- [WORK TO DO] Which lines hold the word "Quartile"? Show each of them.
━━ DATA FOR PROCESSING
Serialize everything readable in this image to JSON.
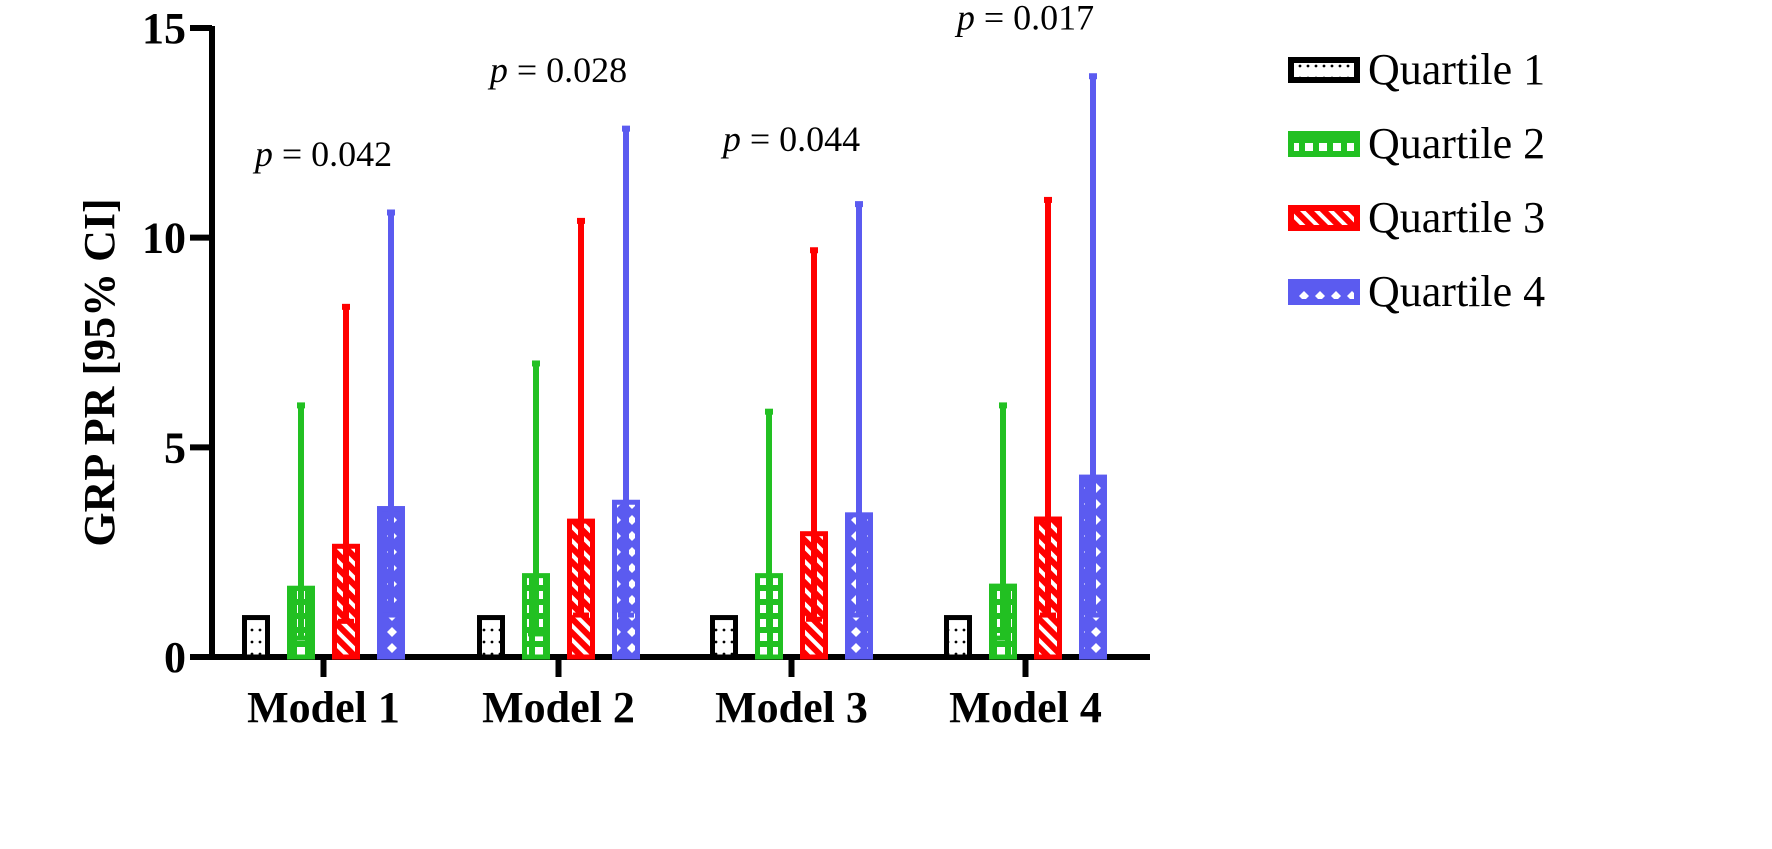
{
  "chart_data": {
    "type": "bar",
    "ylabel": "GRP  PR  [95%  CI]",
    "ylim": [
      0,
      15
    ],
    "yticks": [
      0,
      5,
      10,
      15
    ],
    "categories": [
      "Model 1",
      "Model 2",
      "Model 3",
      "Model 4"
    ],
    "series": [
      {
        "name": "Quartile 1",
        "color": "#000000",
        "pattern": "dots",
        "values": [
          1.0,
          1.0,
          1.0,
          1.0
        ],
        "ci_upper": [
          null,
          null,
          null,
          null
        ],
        "ci_lower": [
          null,
          null,
          null,
          null
        ]
      },
      {
        "name": "Quartile 2",
        "color": "#22c022",
        "pattern": "squares",
        "values": [
          1.7,
          2.0,
          2.0,
          1.75
        ],
        "ci_upper": [
          6.0,
          7.0,
          5.85,
          6.0
        ],
        "ci_lower": [
          0.45,
          0.55,
          0.65,
          0.45
        ]
      },
      {
        "name": "Quartile 3",
        "color": "#ff0000",
        "pattern": "diagonal",
        "values": [
          2.7,
          3.3,
          3.0,
          3.35
        ],
        "ci_upper": [
          8.35,
          10.4,
          9.7,
          10.9
        ],
        "ci_lower": [
          0.85,
          1.0,
          0.9,
          1.0
        ]
      },
      {
        "name": "Quartile 4",
        "color": "#5b5bf0",
        "pattern": "diamonds",
        "values": [
          3.6,
          3.75,
          3.45,
          4.35
        ],
        "ci_upper": [
          10.6,
          12.6,
          10.8,
          13.85
        ],
        "ci_lower": [
          1.0,
          1.0,
          1.0,
          1.0
        ]
      }
    ],
    "annotations": [
      {
        "category": "Model 1",
        "p_symbol": "p",
        "text": " = 0.042",
        "y": 12.0
      },
      {
        "category": "Model 2",
        "p_symbol": "p",
        "text": " = 0.028",
        "y": 14.0
      },
      {
        "category": "Model 3",
        "p_symbol": "p",
        "text": " = 0.044",
        "y": 12.35
      },
      {
        "category": "Model 4",
        "p_symbol": "p",
        "text": " = 0.017",
        "y": 15.25
      }
    ],
    "legend_position": "right"
  }
}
━━━━
- [FINISHED EXERCISE]
        "name": "Quartile 1",
        "name": "Quartile 2",
        "name": "Quartile 3",
        "name": "Quartile 4",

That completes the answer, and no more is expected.